Return each line of the records holding the string "JSON".
-- start of PROVIDED RECORDS --
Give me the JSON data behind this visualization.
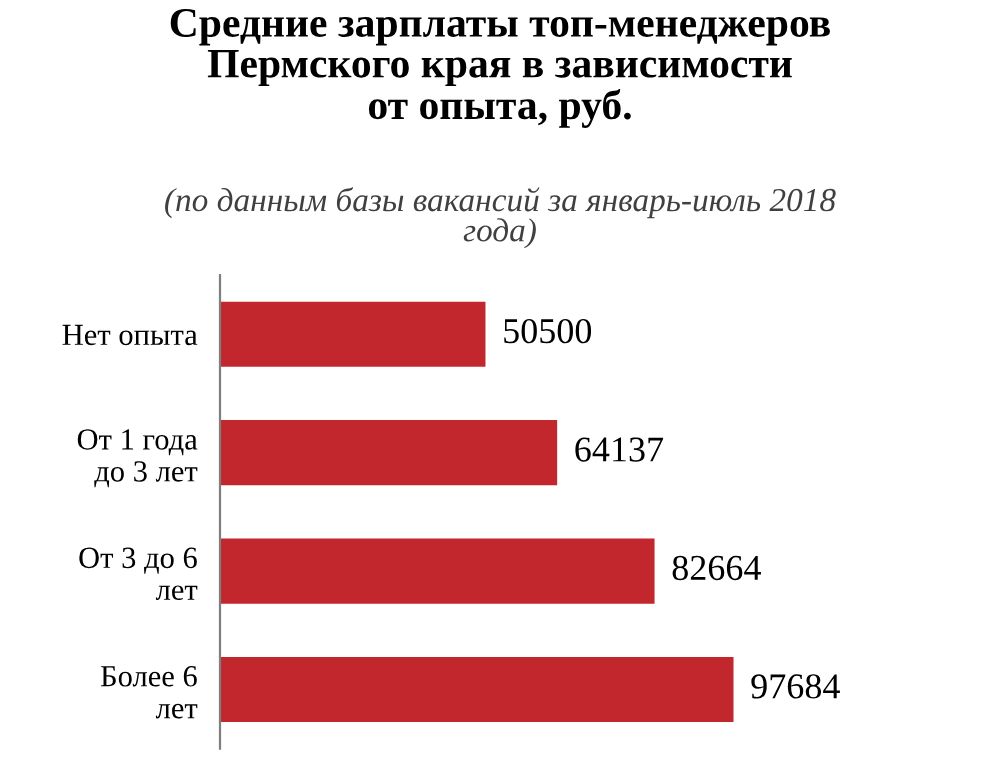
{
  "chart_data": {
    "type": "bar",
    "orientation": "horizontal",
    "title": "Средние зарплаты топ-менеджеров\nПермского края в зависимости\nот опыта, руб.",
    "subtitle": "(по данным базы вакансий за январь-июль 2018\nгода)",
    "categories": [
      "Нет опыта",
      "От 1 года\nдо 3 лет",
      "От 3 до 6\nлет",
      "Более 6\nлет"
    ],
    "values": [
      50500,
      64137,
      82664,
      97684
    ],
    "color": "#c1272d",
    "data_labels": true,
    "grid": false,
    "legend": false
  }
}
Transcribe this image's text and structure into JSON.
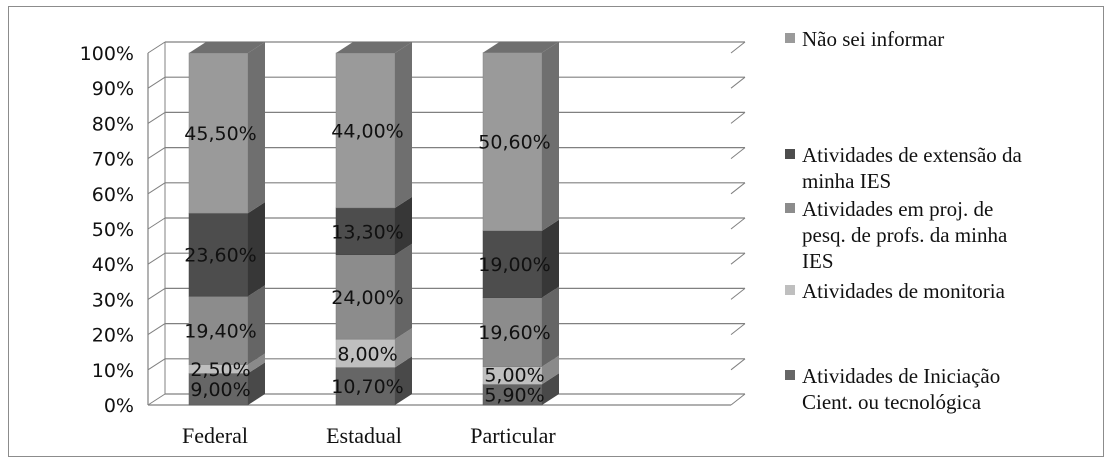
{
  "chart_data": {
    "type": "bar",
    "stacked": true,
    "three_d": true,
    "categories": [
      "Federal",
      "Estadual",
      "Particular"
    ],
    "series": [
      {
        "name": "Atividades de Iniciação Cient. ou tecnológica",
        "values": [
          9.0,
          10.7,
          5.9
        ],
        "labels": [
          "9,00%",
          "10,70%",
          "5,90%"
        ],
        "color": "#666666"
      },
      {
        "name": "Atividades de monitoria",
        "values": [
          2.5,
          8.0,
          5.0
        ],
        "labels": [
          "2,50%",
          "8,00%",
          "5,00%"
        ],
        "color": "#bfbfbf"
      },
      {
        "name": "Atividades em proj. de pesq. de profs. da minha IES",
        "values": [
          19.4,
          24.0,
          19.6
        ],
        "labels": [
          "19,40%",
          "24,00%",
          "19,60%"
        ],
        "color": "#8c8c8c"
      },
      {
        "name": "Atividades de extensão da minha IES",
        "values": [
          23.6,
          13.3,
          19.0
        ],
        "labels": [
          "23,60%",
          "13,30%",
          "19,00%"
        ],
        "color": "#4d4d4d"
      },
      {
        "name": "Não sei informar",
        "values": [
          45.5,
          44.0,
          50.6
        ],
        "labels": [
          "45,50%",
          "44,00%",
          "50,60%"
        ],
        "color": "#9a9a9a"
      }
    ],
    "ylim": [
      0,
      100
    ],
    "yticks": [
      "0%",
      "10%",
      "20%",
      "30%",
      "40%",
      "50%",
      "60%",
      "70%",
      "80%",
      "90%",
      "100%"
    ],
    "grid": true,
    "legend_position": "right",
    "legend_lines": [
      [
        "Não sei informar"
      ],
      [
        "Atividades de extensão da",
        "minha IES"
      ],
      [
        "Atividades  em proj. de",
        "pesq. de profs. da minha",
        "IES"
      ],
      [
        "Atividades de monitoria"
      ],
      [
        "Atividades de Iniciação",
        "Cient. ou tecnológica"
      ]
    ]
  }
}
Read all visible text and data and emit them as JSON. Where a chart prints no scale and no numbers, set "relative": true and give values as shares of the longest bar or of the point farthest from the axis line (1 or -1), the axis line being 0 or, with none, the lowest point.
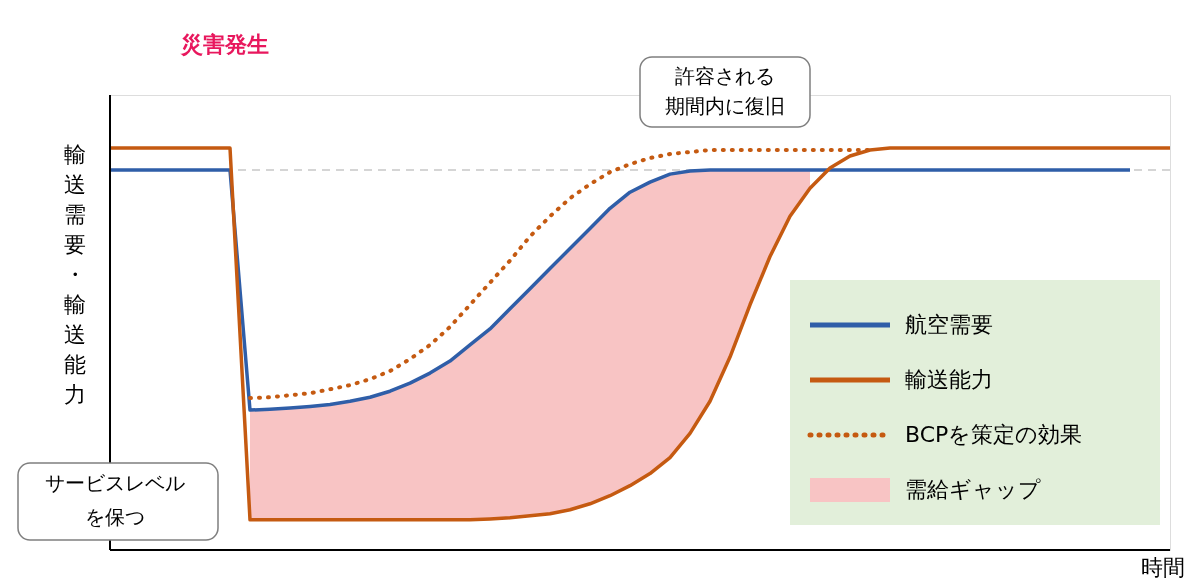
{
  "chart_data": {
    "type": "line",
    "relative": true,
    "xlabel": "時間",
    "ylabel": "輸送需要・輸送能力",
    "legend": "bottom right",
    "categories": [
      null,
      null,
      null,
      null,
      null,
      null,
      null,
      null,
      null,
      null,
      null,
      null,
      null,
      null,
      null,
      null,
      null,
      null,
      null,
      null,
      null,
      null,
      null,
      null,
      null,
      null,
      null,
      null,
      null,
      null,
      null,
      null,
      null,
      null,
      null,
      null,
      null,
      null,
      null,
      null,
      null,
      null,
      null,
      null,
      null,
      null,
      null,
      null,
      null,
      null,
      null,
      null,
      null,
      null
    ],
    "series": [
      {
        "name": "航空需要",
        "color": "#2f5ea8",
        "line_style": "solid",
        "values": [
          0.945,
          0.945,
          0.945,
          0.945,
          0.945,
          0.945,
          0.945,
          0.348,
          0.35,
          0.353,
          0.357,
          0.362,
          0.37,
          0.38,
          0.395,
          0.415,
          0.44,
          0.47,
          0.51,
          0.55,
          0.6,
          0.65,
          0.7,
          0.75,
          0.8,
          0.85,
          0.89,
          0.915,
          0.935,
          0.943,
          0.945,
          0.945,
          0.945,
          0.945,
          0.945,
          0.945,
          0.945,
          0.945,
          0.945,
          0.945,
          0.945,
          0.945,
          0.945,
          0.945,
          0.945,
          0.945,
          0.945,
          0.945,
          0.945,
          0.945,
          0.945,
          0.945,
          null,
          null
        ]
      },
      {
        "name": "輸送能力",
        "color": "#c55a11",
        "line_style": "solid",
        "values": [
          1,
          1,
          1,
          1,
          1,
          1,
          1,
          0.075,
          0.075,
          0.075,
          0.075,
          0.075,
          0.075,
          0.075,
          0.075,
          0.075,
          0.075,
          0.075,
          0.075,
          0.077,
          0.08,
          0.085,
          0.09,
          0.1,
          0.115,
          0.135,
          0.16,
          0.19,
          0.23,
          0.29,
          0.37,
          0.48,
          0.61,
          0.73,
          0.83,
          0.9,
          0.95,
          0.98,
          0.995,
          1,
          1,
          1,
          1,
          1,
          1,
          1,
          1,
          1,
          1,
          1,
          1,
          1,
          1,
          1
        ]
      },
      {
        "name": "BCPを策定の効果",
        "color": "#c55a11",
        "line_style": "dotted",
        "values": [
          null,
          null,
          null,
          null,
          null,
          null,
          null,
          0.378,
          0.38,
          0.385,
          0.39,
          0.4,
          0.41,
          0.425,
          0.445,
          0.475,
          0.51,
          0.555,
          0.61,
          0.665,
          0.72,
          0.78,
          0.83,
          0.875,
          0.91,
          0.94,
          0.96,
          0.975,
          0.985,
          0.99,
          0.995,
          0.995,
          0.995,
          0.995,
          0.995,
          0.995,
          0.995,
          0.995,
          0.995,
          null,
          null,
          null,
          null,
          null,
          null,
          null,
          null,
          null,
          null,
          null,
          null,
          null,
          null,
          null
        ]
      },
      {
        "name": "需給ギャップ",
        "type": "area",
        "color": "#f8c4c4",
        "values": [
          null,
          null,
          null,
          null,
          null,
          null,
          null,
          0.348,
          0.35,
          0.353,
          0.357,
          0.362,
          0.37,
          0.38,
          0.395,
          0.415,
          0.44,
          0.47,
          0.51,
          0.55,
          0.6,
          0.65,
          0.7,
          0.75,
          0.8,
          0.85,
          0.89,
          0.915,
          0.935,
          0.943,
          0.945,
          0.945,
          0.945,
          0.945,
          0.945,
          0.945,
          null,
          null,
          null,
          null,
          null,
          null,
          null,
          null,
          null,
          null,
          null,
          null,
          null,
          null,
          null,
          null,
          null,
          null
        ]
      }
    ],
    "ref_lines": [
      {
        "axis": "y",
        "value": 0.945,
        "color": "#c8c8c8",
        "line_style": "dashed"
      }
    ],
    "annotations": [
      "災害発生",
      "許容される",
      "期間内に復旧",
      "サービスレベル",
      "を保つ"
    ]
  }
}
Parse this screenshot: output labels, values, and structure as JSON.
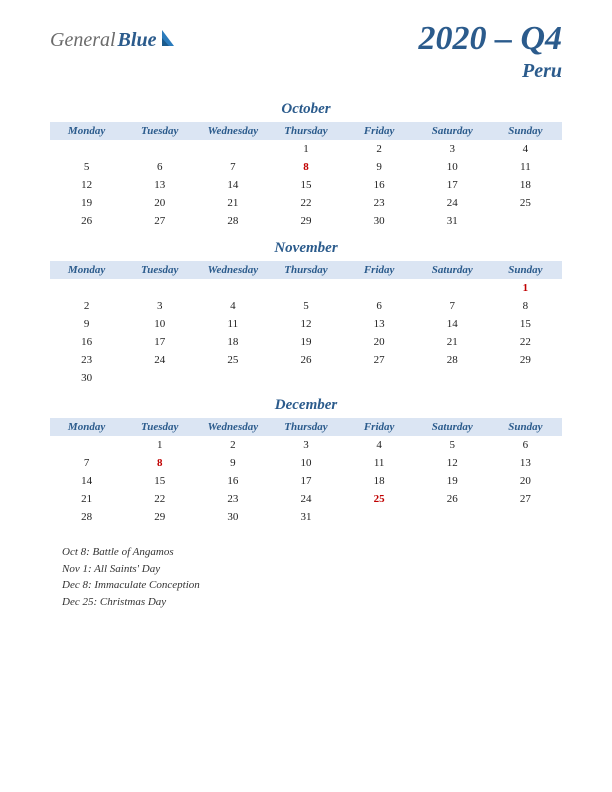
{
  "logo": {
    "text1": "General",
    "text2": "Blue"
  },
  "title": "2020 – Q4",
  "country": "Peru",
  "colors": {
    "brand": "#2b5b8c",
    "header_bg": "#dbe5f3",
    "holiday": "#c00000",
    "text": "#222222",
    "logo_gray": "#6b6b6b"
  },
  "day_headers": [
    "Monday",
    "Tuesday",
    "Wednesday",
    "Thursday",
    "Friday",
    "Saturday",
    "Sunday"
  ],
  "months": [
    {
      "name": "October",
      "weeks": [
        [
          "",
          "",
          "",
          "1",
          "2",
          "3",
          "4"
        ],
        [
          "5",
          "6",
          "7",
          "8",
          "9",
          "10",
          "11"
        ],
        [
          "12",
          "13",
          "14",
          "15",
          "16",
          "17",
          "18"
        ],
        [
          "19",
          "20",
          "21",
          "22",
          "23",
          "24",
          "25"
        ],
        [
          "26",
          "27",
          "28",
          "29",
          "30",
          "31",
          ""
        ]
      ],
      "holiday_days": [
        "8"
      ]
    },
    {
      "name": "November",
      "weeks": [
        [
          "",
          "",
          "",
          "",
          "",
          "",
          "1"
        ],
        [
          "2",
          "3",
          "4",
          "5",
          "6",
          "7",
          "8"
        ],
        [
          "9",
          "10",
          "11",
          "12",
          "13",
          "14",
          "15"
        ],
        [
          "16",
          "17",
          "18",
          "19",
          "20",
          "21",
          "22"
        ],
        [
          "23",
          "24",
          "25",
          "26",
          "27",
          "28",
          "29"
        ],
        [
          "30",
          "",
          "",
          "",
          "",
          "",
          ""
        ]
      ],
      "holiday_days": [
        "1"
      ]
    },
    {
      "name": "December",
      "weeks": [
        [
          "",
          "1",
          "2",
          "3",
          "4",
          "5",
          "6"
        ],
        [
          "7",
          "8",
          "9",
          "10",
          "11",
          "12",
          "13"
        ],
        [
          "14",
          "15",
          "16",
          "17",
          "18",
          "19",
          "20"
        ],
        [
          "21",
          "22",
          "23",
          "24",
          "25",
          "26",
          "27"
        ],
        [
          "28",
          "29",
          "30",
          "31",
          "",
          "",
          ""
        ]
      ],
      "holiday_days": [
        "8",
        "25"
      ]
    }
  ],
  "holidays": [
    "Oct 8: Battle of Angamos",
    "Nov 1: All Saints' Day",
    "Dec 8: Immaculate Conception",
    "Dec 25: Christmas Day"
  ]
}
-- end of PROVIDED RECORDS --
#### [RESULT BELOW]
Give me the JSON data behind this visualization.
Transcribe this image's text and structure into JSON.
Read all visible text and data and emit them as JSON. Where a chart prints no scale and no numbers, set "relative": true and give values as shares of the longest bar or of the point farthest from the axis line (1 or -1), the axis line being 0 or, with none, the lowest point.
Parse this screenshot: output labels, values, and structure as JSON.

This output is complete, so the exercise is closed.